Supplied entries —
************
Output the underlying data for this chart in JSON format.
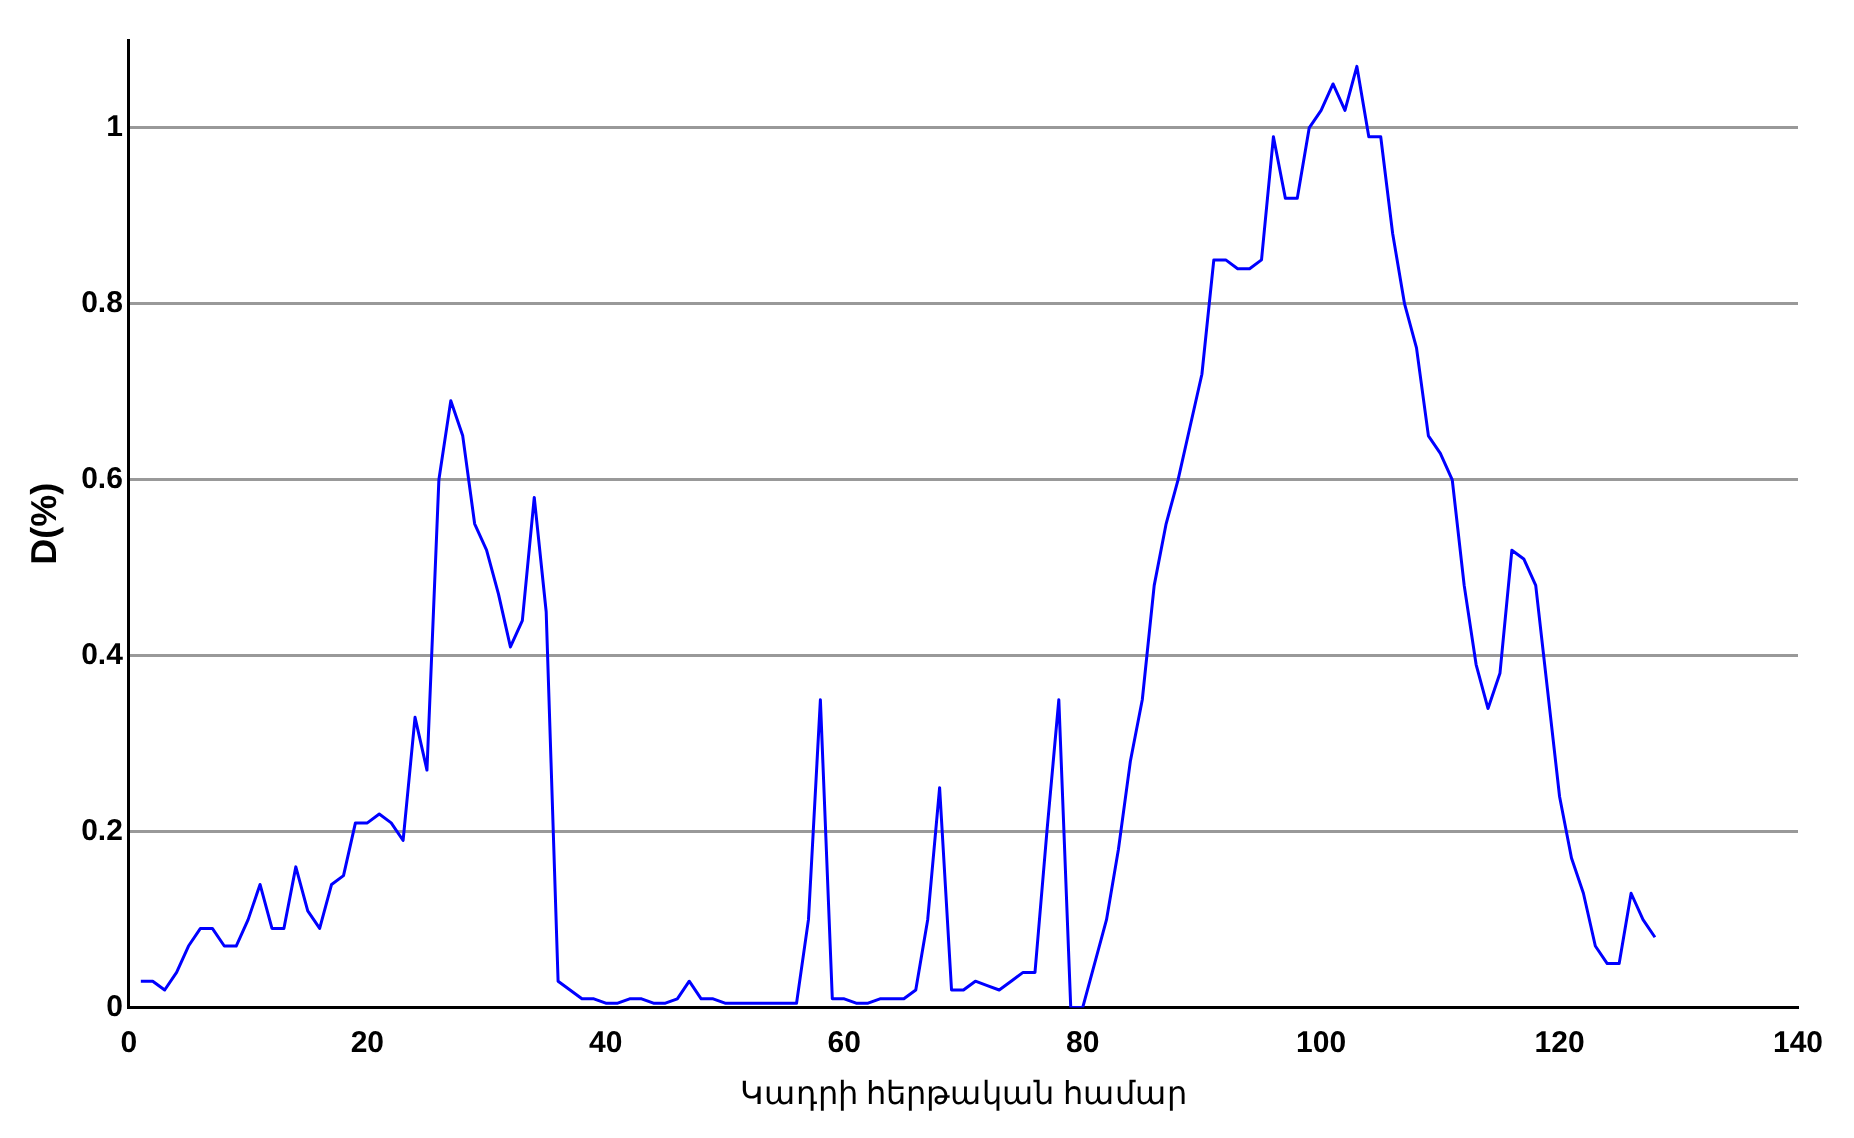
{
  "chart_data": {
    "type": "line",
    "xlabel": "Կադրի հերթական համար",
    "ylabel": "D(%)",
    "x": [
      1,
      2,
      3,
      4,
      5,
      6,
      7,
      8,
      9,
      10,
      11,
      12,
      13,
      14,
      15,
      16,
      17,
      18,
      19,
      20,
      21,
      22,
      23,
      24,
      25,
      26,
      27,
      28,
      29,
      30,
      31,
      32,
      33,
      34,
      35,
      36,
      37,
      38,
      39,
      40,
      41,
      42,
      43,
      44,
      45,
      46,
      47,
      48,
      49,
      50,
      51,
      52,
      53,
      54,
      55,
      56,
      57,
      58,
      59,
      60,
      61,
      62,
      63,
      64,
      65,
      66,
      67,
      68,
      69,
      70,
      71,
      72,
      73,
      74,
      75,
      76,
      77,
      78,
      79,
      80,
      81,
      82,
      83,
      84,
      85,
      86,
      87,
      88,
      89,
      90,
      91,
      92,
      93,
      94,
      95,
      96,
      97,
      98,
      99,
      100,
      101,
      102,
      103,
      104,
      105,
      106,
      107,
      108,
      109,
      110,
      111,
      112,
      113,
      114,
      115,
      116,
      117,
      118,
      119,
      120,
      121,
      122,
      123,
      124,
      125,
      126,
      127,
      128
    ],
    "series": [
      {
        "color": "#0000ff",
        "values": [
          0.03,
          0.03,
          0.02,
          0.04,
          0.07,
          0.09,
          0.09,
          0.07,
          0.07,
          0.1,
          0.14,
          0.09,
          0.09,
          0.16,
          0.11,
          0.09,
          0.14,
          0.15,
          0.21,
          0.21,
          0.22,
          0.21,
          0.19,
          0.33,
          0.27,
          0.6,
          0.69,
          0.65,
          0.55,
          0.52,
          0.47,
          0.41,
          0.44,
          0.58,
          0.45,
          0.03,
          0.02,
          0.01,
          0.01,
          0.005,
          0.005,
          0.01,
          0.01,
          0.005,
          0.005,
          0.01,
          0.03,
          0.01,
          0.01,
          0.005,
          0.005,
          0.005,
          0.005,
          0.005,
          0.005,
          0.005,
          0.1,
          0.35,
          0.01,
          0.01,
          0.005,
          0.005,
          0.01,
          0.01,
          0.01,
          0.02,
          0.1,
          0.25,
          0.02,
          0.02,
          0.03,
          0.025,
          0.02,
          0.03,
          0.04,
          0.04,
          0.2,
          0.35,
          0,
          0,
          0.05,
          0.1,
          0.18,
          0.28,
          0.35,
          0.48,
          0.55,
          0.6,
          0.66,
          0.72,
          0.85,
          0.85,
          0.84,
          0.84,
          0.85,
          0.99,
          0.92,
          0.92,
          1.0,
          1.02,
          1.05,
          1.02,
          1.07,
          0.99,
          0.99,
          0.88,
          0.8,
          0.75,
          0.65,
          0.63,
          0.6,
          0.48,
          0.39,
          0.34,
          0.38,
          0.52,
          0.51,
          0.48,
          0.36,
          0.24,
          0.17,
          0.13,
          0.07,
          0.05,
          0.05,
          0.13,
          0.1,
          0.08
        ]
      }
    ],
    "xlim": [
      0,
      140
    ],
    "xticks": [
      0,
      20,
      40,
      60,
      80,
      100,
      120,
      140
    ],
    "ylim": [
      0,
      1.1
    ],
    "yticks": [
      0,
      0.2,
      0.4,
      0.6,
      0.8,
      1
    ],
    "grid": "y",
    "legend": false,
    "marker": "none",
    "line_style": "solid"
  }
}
************
Instructions to follow —
Transcribe the records verbatim and omit the images.

Result below —
Output the underlying data for this chart in JSON format.
{
  "chart_data": {
    "type": "line",
    "xlabel": "Կադրի հերթական համար",
    "ylabel": "D(%)",
    "x": [
      1,
      2,
      3,
      4,
      5,
      6,
      7,
      8,
      9,
      10,
      11,
      12,
      13,
      14,
      15,
      16,
      17,
      18,
      19,
      20,
      21,
      22,
      23,
      24,
      25,
      26,
      27,
      28,
      29,
      30,
      31,
      32,
      33,
      34,
      35,
      36,
      37,
      38,
      39,
      40,
      41,
      42,
      43,
      44,
      45,
      46,
      47,
      48,
      49,
      50,
      51,
      52,
      53,
      54,
      55,
      56,
      57,
      58,
      59,
      60,
      61,
      62,
      63,
      64,
      65,
      66,
      67,
      68,
      69,
      70,
      71,
      72,
      73,
      74,
      75,
      76,
      77,
      78,
      79,
      80,
      81,
      82,
      83,
      84,
      85,
      86,
      87,
      88,
      89,
      90,
      91,
      92,
      93,
      94,
      95,
      96,
      97,
      98,
      99,
      100,
      101,
      102,
      103,
      104,
      105,
      106,
      107,
      108,
      109,
      110,
      111,
      112,
      113,
      114,
      115,
      116,
      117,
      118,
      119,
      120,
      121,
      122,
      123,
      124,
      125,
      126,
      127,
      128
    ],
    "series": [
      {
        "color": "#0000ff",
        "values": [
          0.03,
          0.03,
          0.02,
          0.04,
          0.07,
          0.09,
          0.09,
          0.07,
          0.07,
          0.1,
          0.14,
          0.09,
          0.09,
          0.16,
          0.11,
          0.09,
          0.14,
          0.15,
          0.21,
          0.21,
          0.22,
          0.21,
          0.19,
          0.33,
          0.27,
          0.6,
          0.69,
          0.65,
          0.55,
          0.52,
          0.47,
          0.41,
          0.44,
          0.58,
          0.45,
          0.03,
          0.02,
          0.01,
          0.01,
          0.005,
          0.005,
          0.01,
          0.01,
          0.005,
          0.005,
          0.01,
          0.03,
          0.01,
          0.01,
          0.005,
          0.005,
          0.005,
          0.005,
          0.005,
          0.005,
          0.005,
          0.1,
          0.35,
          0.01,
          0.01,
          0.005,
          0.005,
          0.01,
          0.01,
          0.01,
          0.02,
          0.1,
          0.25,
          0.02,
          0.02,
          0.03,
          0.025,
          0.02,
          0.03,
          0.04,
          0.04,
          0.2,
          0.35,
          0,
          0,
          0.05,
          0.1,
          0.18,
          0.28,
          0.35,
          0.48,
          0.55,
          0.6,
          0.66,
          0.72,
          0.85,
          0.85,
          0.84,
          0.84,
          0.85,
          0.99,
          0.92,
          0.92,
          1.0,
          1.02,
          1.05,
          1.02,
          1.07,
          0.99,
          0.99,
          0.88,
          0.8,
          0.75,
          0.65,
          0.63,
          0.6,
          0.48,
          0.39,
          0.34,
          0.38,
          0.52,
          0.51,
          0.48,
          0.36,
          0.24,
          0.17,
          0.13,
          0.07,
          0.05,
          0.05,
          0.13,
          0.1,
          0.08
        ]
      }
    ],
    "xlim": [
      0,
      140
    ],
    "xticks": [
      0,
      20,
      40,
      60,
      80,
      100,
      120,
      140
    ],
    "ylim": [
      0,
      1.1
    ],
    "yticks": [
      0,
      0.2,
      0.4,
      0.6,
      0.8,
      1
    ],
    "grid": "y",
    "legend": false,
    "marker": "none",
    "line_style": "solid"
  }
}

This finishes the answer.